— BEGIN LISTING —

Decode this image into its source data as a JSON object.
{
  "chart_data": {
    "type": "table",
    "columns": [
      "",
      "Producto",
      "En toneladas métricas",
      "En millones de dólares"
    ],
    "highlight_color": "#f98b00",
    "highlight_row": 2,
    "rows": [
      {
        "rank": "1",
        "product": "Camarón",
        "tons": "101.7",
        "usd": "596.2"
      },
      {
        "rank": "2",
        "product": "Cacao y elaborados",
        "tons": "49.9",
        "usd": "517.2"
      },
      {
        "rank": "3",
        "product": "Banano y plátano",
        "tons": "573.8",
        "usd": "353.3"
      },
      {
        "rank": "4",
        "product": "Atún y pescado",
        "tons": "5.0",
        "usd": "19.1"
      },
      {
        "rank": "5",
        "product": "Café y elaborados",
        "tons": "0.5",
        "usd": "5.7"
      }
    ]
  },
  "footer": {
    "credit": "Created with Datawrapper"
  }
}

— END LISTING —

Your task is to give the records above again, exactly.

**TASK SOLUTION**.
Decode this image into its source data as a JSON object.
{
  "chart_data": {
    "type": "table",
    "columns": [
      "",
      "Producto",
      "En toneladas métricas",
      "En millones de dólares"
    ],
    "highlight_color": "#f98b00",
    "highlight_row": 2,
    "rows": [
      {
        "rank": "1",
        "product": "Camarón",
        "tons": "101.7",
        "usd": "596.2"
      },
      {
        "rank": "2",
        "product": "Cacao y elaborados",
        "tons": "49.9",
        "usd": "517.2"
      },
      {
        "rank": "3",
        "product": "Banano y plátano",
        "tons": "573.8",
        "usd": "353.3"
      },
      {
        "rank": "4",
        "product": "Atún y pescado",
        "tons": "5.0",
        "usd": "19.1"
      },
      {
        "rank": "5",
        "product": "Café y elaborados",
        "tons": "0.5",
        "usd": "5.7"
      }
    ]
  },
  "footer": {
    "credit": "Created with Datawrapper"
  }
}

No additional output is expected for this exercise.